Request — Pictures do not belong in the copy. Return all of the entries exactly.

Dataset rows —
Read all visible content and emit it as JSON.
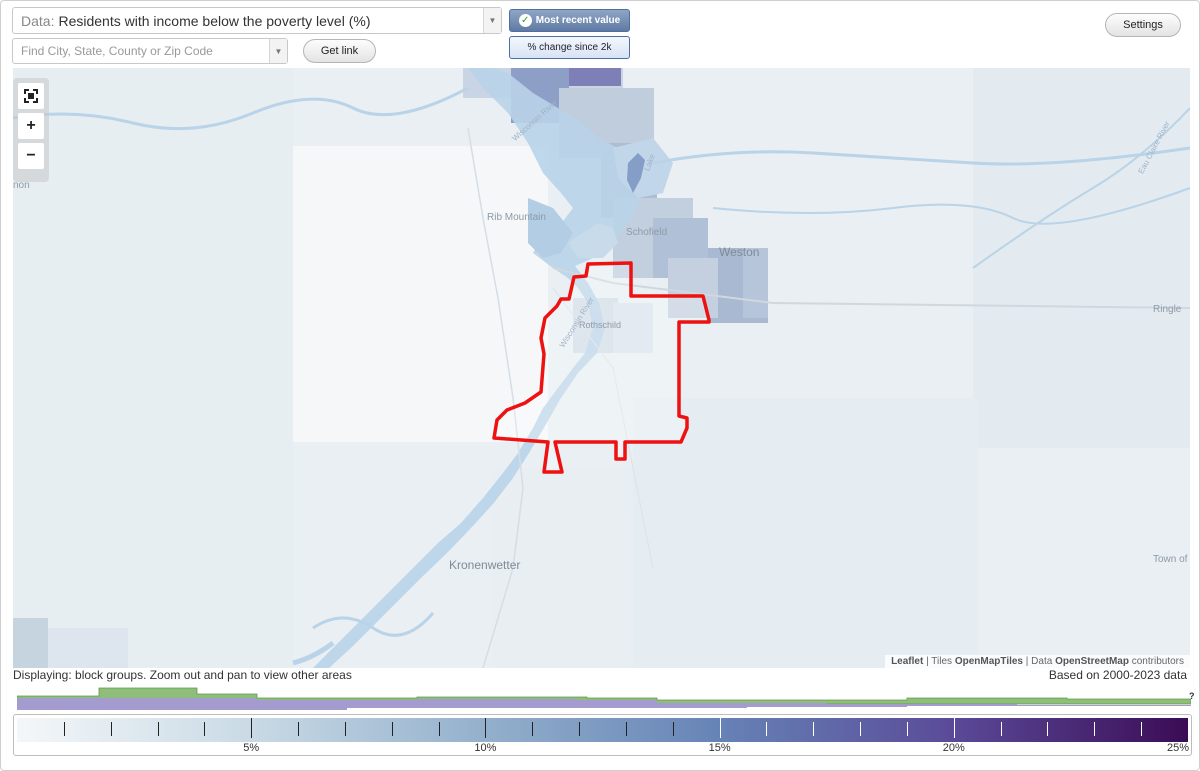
{
  "controls": {
    "data_prefix": "Data:",
    "data_value": "Residents with income below the poverty level (%)",
    "search_placeholder": "Find City, State, County or Zip Code",
    "get_link": "Get link",
    "settings": "Settings",
    "toggle_active": "Most recent value",
    "toggle_inactive": "% change since 2k"
  },
  "map": {
    "zoom_buttons": [
      "fullscreen",
      "+",
      "−"
    ],
    "place_labels": {
      "rib_mountain": "Rib Mountain",
      "schofield": "Schofield",
      "weston": "Weston",
      "rothschild": "Rothschild",
      "kronenwetter": "Kronenwetter",
      "ringle": "Ringle",
      "town_of": "Town of",
      "non": "non"
    },
    "river_labels": {
      "wisconsin_river_1": "Wisconsin River",
      "wisconsin_river_2": "Wisconsin River",
      "eau_claire_river": "Eau Claire River",
      "lake": "Lake"
    },
    "attribution": {
      "leaflet": "Leaflet",
      "sep": " | ",
      "tiles_prefix": "Tiles ",
      "tiles": "OpenMapTiles",
      "data_prefix": " | Data ",
      "osm": "OpenStreetMap",
      "contributors": " contributors"
    }
  },
  "status": {
    "displaying": "Displaying: block groups. Zoom out and pan to view other areas",
    "based_on": "Based on 2000-2023 data",
    "unknown_mark": "?"
  },
  "legend": {
    "min": 0,
    "max": 25,
    "tick_labels": [
      {
        "value": 5,
        "label": "5%"
      },
      {
        "value": 10,
        "label": "10%"
      },
      {
        "value": 15,
        "label": "15%"
      },
      {
        "value": 20,
        "label": "20%"
      },
      {
        "value": 25,
        "label": "25%"
      }
    ],
    "gradient_colors": [
      "#f4f7f9",
      "#c9dae5",
      "#93b0cc",
      "#6683b6",
      "#5a4a98",
      "#3b0c55"
    ]
  },
  "colors": {
    "highlight_outline": "#ee1111",
    "water": "#b9d3e8",
    "histogram_green": "#8fbe7a",
    "histogram_purple": "#a49bcf"
  }
}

Exercise response —
Read all visible content and emit it as JSON.
{
  "controls": {
    "data_prefix": "Data:",
    "data_value": "Residents with income below the poverty level (%)",
    "search_placeholder": "Find City, State, County or Zip Code",
    "get_link": "Get link",
    "settings": "Settings",
    "toggle_active": "Most recent value",
    "toggle_inactive": "% change since 2k"
  },
  "map": {
    "zoom_buttons": [
      "fullscreen",
      "+",
      "−"
    ],
    "place_labels": {
      "rib_mountain": "Rib Mountain",
      "schofield": "Schofield",
      "weston": "Weston",
      "rothschild": "Rothschild",
      "kronenwetter": "Kronenwetter",
      "ringle": "Ringle",
      "town_of": "Town of",
      "non": "non"
    },
    "river_labels": {
      "wisconsin_river_1": "Wisconsin River",
      "wisconsin_river_2": "Wisconsin River",
      "eau_claire_river": "Eau Claire River",
      "lake": "Lake"
    },
    "attribution": {
      "leaflet": "Leaflet",
      "sep": " | ",
      "tiles_prefix": "Tiles ",
      "tiles": "OpenMapTiles",
      "data_prefix": " | Data ",
      "osm": "OpenStreetMap",
      "contributors": " contributors"
    }
  },
  "status": {
    "displaying": "Displaying: block groups. Zoom out and pan to view other areas",
    "based_on": "Based on 2000-2023 data",
    "unknown_mark": "?"
  },
  "legend": {
    "min": 0,
    "max": 25,
    "tick_labels": [
      {
        "value": 5,
        "label": "5%"
      },
      {
        "value": 10,
        "label": "10%"
      },
      {
        "value": 15,
        "label": "15%"
      },
      {
        "value": 20,
        "label": "20%"
      },
      {
        "value": 25,
        "label": "25%"
      }
    ],
    "gradient_colors": [
      "#f4f7f9",
      "#c9dae5",
      "#93b0cc",
      "#6683b6",
      "#5a4a98",
      "#3b0c55"
    ]
  },
  "colors": {
    "highlight_outline": "#ee1111",
    "water": "#b9d3e8",
    "histogram_green": "#8fbe7a",
    "histogram_purple": "#a49bcf"
  }
}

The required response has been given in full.